What is needed: Print the records again, character for character.

Data extract:
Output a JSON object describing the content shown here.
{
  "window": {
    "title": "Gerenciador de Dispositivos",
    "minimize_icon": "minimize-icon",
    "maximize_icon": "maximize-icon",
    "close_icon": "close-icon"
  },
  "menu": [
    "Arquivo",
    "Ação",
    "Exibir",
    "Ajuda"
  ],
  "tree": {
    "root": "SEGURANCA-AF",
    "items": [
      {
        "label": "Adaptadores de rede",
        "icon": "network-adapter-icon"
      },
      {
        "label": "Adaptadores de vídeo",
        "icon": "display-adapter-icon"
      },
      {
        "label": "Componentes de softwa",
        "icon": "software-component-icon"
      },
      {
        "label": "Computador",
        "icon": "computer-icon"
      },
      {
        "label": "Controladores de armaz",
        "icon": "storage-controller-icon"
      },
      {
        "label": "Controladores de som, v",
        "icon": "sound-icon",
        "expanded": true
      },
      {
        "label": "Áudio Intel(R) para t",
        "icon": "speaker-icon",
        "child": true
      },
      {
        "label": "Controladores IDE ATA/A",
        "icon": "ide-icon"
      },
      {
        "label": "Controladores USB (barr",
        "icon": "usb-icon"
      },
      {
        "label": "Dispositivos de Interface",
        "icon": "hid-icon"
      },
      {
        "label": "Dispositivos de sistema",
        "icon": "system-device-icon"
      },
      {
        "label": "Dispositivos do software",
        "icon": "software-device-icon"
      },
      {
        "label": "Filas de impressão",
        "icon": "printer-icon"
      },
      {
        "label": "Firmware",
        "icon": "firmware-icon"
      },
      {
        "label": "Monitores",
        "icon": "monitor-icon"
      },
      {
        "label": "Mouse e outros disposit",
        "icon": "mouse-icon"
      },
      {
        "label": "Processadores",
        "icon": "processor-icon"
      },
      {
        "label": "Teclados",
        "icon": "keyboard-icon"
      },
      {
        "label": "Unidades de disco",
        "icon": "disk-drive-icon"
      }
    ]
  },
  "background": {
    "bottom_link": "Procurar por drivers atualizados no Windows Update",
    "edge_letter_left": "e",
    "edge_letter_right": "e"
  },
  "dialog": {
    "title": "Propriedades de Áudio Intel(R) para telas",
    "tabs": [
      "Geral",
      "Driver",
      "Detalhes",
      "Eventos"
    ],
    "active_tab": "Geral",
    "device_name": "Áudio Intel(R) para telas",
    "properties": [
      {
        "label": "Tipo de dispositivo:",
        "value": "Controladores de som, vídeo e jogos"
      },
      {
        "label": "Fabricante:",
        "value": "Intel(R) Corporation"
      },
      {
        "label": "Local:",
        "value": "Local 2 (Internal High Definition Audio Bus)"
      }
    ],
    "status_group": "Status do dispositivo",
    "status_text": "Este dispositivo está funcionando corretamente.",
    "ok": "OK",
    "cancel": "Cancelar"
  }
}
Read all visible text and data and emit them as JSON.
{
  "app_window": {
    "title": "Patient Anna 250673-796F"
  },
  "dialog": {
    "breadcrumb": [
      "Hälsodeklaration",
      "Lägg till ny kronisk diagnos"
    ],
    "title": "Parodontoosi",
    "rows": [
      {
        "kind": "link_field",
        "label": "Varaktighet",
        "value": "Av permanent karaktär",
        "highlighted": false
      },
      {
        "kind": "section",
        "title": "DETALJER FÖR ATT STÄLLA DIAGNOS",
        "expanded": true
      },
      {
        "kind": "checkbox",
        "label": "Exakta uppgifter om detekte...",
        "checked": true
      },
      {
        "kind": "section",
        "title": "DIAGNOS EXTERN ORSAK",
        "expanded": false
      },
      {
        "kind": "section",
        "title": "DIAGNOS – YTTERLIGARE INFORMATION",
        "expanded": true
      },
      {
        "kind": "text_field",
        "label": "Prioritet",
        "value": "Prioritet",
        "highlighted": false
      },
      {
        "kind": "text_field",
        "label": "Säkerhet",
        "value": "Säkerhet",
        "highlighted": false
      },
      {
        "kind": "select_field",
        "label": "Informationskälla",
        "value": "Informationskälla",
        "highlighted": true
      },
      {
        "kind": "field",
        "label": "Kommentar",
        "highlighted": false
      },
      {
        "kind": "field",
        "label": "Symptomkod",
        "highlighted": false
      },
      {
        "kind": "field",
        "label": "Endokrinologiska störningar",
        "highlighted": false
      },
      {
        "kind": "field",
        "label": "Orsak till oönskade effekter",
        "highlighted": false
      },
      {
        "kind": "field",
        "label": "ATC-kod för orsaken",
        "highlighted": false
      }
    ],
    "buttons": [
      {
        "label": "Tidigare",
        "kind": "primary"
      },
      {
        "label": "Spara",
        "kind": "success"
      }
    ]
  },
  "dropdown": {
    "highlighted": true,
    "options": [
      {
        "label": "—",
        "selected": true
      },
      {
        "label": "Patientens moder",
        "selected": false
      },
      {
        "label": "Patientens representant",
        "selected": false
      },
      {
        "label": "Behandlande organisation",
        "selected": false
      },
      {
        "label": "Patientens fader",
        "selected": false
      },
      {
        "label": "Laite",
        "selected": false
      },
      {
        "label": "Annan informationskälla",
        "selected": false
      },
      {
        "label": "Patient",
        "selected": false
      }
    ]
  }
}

Solution to this exercise:
Output a JSON object describing the content shown here.
{
  "window": {
    "title": "Gerenciador de Dispositivos",
    "minimize_icon": "minimize-icon",
    "maximize_icon": "maximize-icon",
    "close_icon": "close-icon"
  },
  "menu": [
    "Arquivo",
    "Ação",
    "Exibir",
    "Ajuda"
  ],
  "tree": {
    "root": "SEGURANCA-AF",
    "items": [
      {
        "label": "Adaptadores de rede",
        "icon": "network-adapter-icon"
      },
      {
        "label": "Adaptadores de vídeo",
        "icon": "display-adapter-icon"
      },
      {
        "label": "Componentes de softwa",
        "icon": "software-component-icon"
      },
      {
        "label": "Computador",
        "icon": "computer-icon"
      },
      {
        "label": "Controladores de armaz",
        "icon": "storage-controller-icon"
      },
      {
        "label": "Controladores de som, v",
        "icon": "sound-icon",
        "expanded": true
      },
      {
        "label": "Áudio Intel(R) para t",
        "icon": "speaker-icon",
        "child": true
      },
      {
        "label": "Controladores IDE ATA/A",
        "icon": "ide-icon"
      },
      {
        "label": "Controladores USB (barr",
        "icon": "usb-icon"
      },
      {
        "label": "Dispositivos de Interface",
        "icon": "hid-icon"
      },
      {
        "label": "Dispositivos de sistema",
        "icon": "system-device-icon"
      },
      {
        "label": "Dispositivos do software",
        "icon": "software-device-icon"
      },
      {
        "label": "Filas de impressão",
        "icon": "printer-icon"
      },
      {
        "label": "Firmware",
        "icon": "firmware-icon"
      },
      {
        "label": "Monitores",
        "icon": "monitor-icon"
      },
      {
        "label": "Mouse e outros disposit",
        "icon": "mouse-icon"
      },
      {
        "label": "Processadores",
        "icon": "processor-icon"
      },
      {
        "label": "Teclados",
        "icon": "keyboard-icon"
      },
      {
        "label": "Unidades de disco",
        "icon": "disk-drive-icon"
      }
    ]
  },
  "background": {
    "bottom_link": "Procurar por drivers atualizados no Windows Update",
    "edge_letter_left": "e",
    "edge_letter_right": "e"
  },
  "dialog": {
    "title": "Propriedades de Áudio Intel(R) para telas",
    "tabs": [
      "Geral",
      "Driver",
      "Detalhes",
      "Eventos"
    ],
    "active_tab": "Geral",
    "device_name": "Áudio Intel(R) para telas",
    "properties": [
      {
        "label": "Tipo de dispositivo:",
        "value": "Controladores de som, vídeo e jogos"
      },
      {
        "label": "Fabricante:",
        "value": "Intel(R) Corporation"
      },
      {
        "label": "Local:",
        "value": "Local 2 (Internal High Definition Audio Bus)"
      }
    ],
    "status_group": "Status do dispositivo",
    "status_text": "Este dispositivo está funcionando corretamente.",
    "ok": "OK",
    "cancel": "Cancelar"
  }
}
Read all visible text and data and emit them as JSON.
{
  "app_window": {
    "title": "Patient Anna 250673-796F"
  },
  "dialog": {
    "breadcrumb": [
      "Hälsodeklaration",
      "Lägg till ny kronisk diagnos"
    ],
    "title": "Parodontoosi",
    "rows": [
      {
        "kind": "link_field",
        "label": "Varaktighet",
        "value": "Av permanent karaktär",
        "highlighted": false
      },
      {
        "kind": "section",
        "title": "DETALJER FÖR ATT STÄLLA DIAGNOS",
        "expanded": true
      },
      {
        "kind": "checkbox",
        "label": "Exakta uppgifter om detekte...",
        "checked": true
      },
      {
        "kind": "section",
        "title": "DIAGNOS EXTERN ORSAK",
        "expanded": false
      },
      {
        "kind": "section",
        "title": "DIAGNOS – YTTERLIGARE INFORMATION",
        "expanded": true
      },
      {
        "kind": "text_field",
        "label": "Prioritet",
        "value": "Prioritet",
        "highlighted": false
      },
      {
        "kind": "text_field",
        "label": "Säkerhet",
        "value": "Säkerhet",
        "highlighted": false
      },
      {
        "kind": "select_field",
        "label": "Informationskälla",
        "value": "Informationskälla",
        "highlighted": true
      },
      {
        "kind": "field",
        "label": "Kommentar",
        "highlighted": false
      },
      {
        "kind": "field",
        "label": "Symptomkod",
        "highlighted": false
      },
      {
        "kind": "field",
        "label": "Endokrinologiska störningar",
        "highlighted": false
      },
      {
        "kind": "field",
        "label": "Orsak till oönskade effekter",
        "highlighted": false
      },
      {
        "kind": "field",
        "label": "ATC-kod för orsaken",
        "highlighted": false
      }
    ],
    "buttons": [
      {
        "label": "Tidigare",
        "kind": "primary"
      },
      {
        "label": "Spara",
        "kind": "success"
      }
    ]
  },
  "dropdown": {
    "highlighted": true,
    "options": [
      {
        "label": "—",
        "selected": true
      },
      {
        "label": "Patientens moder",
        "selected": false
      },
      {
        "label": "Patientens representant",
        "selected": false
      },
      {
        "label": "Behandlande organisation",
        "selected": false
      },
      {
        "label": "Patientens fader",
        "selected": false
      },
      {
        "label": "Laite",
        "selected": false
      },
      {
        "label": "Annan informationskälla",
        "selected": false
      },
      {
        "label": "Patient",
        "selected": false
      }
    ]
  }
}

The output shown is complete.